**** Provided records
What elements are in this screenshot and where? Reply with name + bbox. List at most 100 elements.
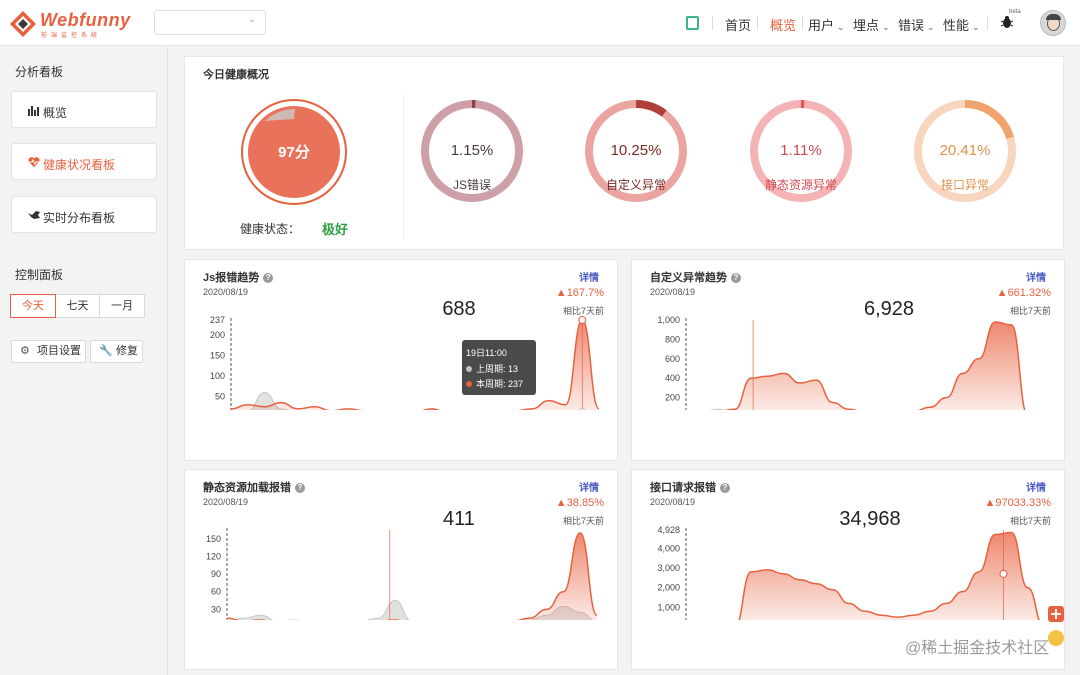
- nav-perf[interactable]: 性能 ⌄: [943, 15, 980, 34]
- chart-total: 6,928: [863, 298, 915, 320]
- chevron-down-icon: ⌄: [247, 14, 256, 25]
- ring-value: 10.25%: [610, 142, 662, 159]
- y-tick-label: 60: [211, 587, 221, 597]
- chevron-down-icon: ⌄: [837, 22, 845, 32]
- change-percent-value: 167.7%: [566, 287, 604, 299]
- ring-fill: [750, 100, 852, 202]
- ring-fill: [421, 100, 523, 202]
- compare-label: 相比7天前: [1009, 306, 1051, 316]
- chevron-down-icon: ⌄: [972, 22, 980, 32]
- brand-logo[interactable]: Webfunny 前端监控系统: [10, 9, 140, 39]
- repair-button[interactable]: 🔧 修复: [90, 340, 143, 363]
- plus-icon: [1051, 609, 1061, 619]
- change-percent: ▲661.32%: [997, 287, 1051, 299]
- nav-divider: [757, 16, 758, 30]
- ring-label: 接口异常: [940, 178, 989, 192]
- document-icon[interactable]: [686, 16, 699, 30]
- nav-home[interactable]: 首页: [725, 18, 752, 33]
- chart-title-text: 自定义异常趋势: [650, 272, 727, 284]
- y-tick-label: 237: [210, 315, 225, 325]
- project-settings-button[interactable]: ⚙ 项目设置: [11, 340, 86, 363]
- health-score: 97分: [278, 144, 310, 161]
- y-tick-label: 4,000: [657, 543, 680, 553]
- chart-title-text: 接口请求报错: [650, 482, 716, 494]
- y-tick-label: 100: [210, 371, 225, 381]
- nav-divider: [802, 16, 803, 30]
- help-icon[interactable]: ?: [295, 483, 305, 493]
- y-tick-label: 200: [665, 393, 680, 403]
- chevron-down-icon: ⌄: [882, 22, 890, 32]
- ring-gauge: [585, 100, 687, 202]
- bug-icon[interactable]: [1001, 15, 1013, 29]
- beta-badge: beta: [1009, 9, 1021, 15]
- detail-link[interactable]: 详情: [579, 273, 599, 284]
- help-icon[interactable]: ?: [720, 483, 730, 493]
- detail-link[interactable]: 详情: [579, 483, 599, 494]
- sidebar-item-label: 健康状况看板: [43, 158, 116, 172]
- ring-gauge: [750, 100, 852, 202]
- sidebar-item-overview[interactable]: 概览: [11, 91, 157, 128]
- nav-divider: [987, 16, 988, 30]
- wrench-icon: 🔧: [99, 345, 113, 357]
- series-cur-line: [230, 319, 600, 410]
- repair-label: 修复: [116, 345, 138, 357]
- detail-link[interactable]: 详情: [1026, 483, 1046, 494]
- top-bar: Webfunny 前端监控系统 ⌄ 首页 概览 用户 ⌄ 埋点 ⌄ 错误 ⌄ 性能 ⌄ …: [0, 0, 1080, 46]
- nav-error[interactable]: 错误 ⌄: [898, 15, 935, 34]
- nav-tracking[interactable]: 埋点 ⌄: [853, 15, 890, 34]
- y-tick-label: 50: [215, 392, 225, 402]
- chart-date: 2020/08/19: [650, 287, 696, 297]
- range-today[interactable]: 今天: [10, 294, 56, 318]
- sidebar-item-health[interactable]: 健康状况看板: [11, 143, 157, 180]
- chart-plot: 030609012015018日14:0018日18:0018日22:今日0点0…: [206, 528, 598, 620]
- change-percent-value: 97033.33%: [995, 497, 1051, 509]
- chart-date: 2020/08/19: [203, 287, 249, 297]
- series-cur-line: [738, 531, 1040, 620]
- avatar[interactable]: [1040, 10, 1066, 36]
- series-prev-area: [250, 392, 288, 410]
- chart-date: 2020/08/19: [650, 497, 696, 507]
- ring-label: 自定义异常: [605, 178, 666, 192]
- ring-value: 20.41%: [939, 142, 991, 159]
- up-arrow-icon: ▲: [555, 497, 567, 509]
- project-select[interactable]: ⌄: [154, 10, 266, 35]
- project-settings-label: 项目设置: [37, 345, 81, 357]
- nav-user[interactable]: 用户 ⌄: [808, 15, 845, 34]
- y-tick-label: 150: [210, 351, 225, 361]
- analysis-title: 分析看板: [15, 65, 64, 79]
- range-month[interactable]: 一月: [99, 294, 146, 318]
- y-tick-label: 90: [211, 569, 221, 579]
- nav-perf-label: 性能: [943, 18, 970, 33]
- control-title: 控制面板: [15, 268, 64, 282]
- health-status-label: 健康状态：: [240, 222, 301, 236]
- help-icon[interactable]: ?: [263, 273, 274, 283]
- sidebar-item-realtime[interactable]: 实时分布看板: [11, 196, 157, 233]
- divider: [403, 95, 404, 240]
- chart-total: 688: [442, 298, 476, 320]
- bar-chart-icon: [28, 106, 39, 116]
- series-cur-line: [226, 532, 598, 620]
- detail-link[interactable]: 详情: [1026, 273, 1046, 284]
- bird-icon: [28, 211, 40, 219]
- chart-total: 34,968: [839, 508, 901, 530]
- tooltip-cur: 本周期: 237: [466, 377, 523, 390]
- help-icon[interactable]: ?: [731, 273, 741, 283]
- highlight-point: [999, 569, 1008, 578]
- change-percent-value: 38.85%: [566, 497, 604, 509]
- ring-value: 1.11%: [780, 142, 822, 159]
- sidebar-item-label: 概览: [43, 106, 68, 120]
- tooltip-prev: 上周期: 13: [466, 362, 518, 375]
- feedback-icon[interactable]: [1048, 630, 1064, 646]
- chart-plot: 01,0002,0003,0004,0004,92818日14:0018日18:…: [657, 525, 1040, 620]
- ring-value: 1.15%: [450, 142, 494, 159]
- y-tick-label: 600: [665, 354, 680, 364]
- change-percent: ▲97033.33%: [984, 497, 1051, 509]
- nav-overview[interactable]: 概览: [770, 18, 797, 33]
- chart-plot: 05010015020023718日14:0018日18:0018日22:001…: [210, 315, 600, 410]
- first-aid-icon[interactable]: [1048, 606, 1064, 622]
- y-tick-label: 1,000: [657, 602, 680, 612]
- static-resource-error-card: 静态资源加载报错?2020/08/19详情411▲38.85%相比7天前0306…: [184, 469, 618, 670]
- ring-fill: [914, 100, 1016, 202]
- range-week[interactable]: 七天: [54, 294, 101, 318]
- chart-title: Js报错趋势?: [203, 269, 274, 285]
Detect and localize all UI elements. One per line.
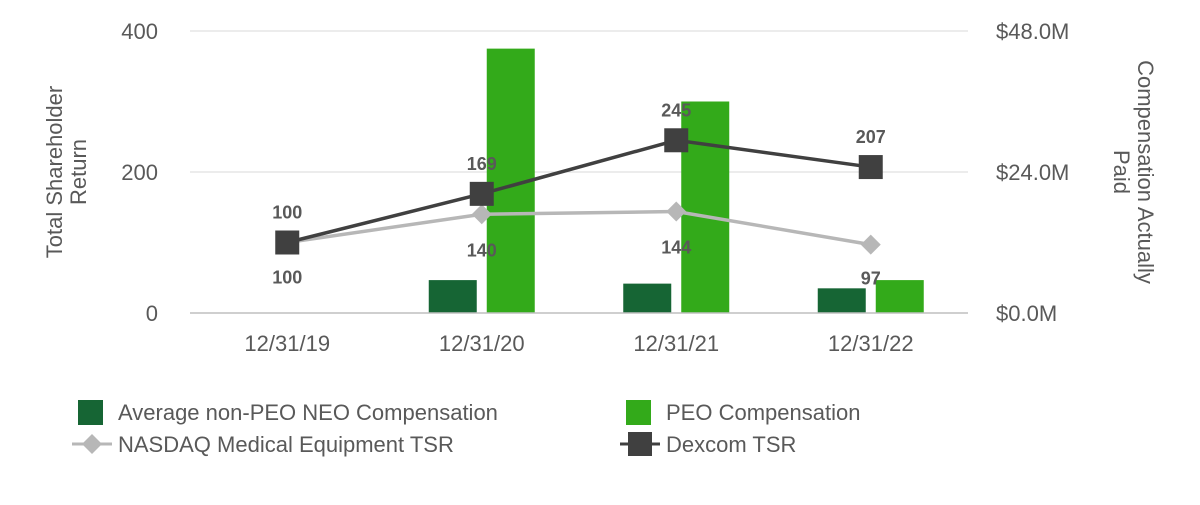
********
What the task asks ▸ Copy out the lines of the material from the line with "- nav-perf[interactable]: 性能" up to and including the line with "- compare-label: 相比7天前: [1009, 306, 1051, 316]", without changing anything.

Worked answer ▸
- nav-perf[interactable]: 性能 ⌄: [943, 15, 980, 34]
- chart-total: 6,928: [863, 298, 915, 320]
- chevron-down-icon: ⌄: [247, 14, 256, 25]
- ring-value: 10.25%: [610, 142, 662, 159]
- y-tick-label: 60: [211, 587, 221, 597]
- chevron-down-icon: ⌄: [837, 22, 845, 32]
- change-percent-value: 167.7%: [566, 287, 604, 299]
- ring-fill: [750, 100, 852, 202]
- ring-fill: [421, 100, 523, 202]
- compare-label: 相比7天前: [1009, 306, 1051, 316]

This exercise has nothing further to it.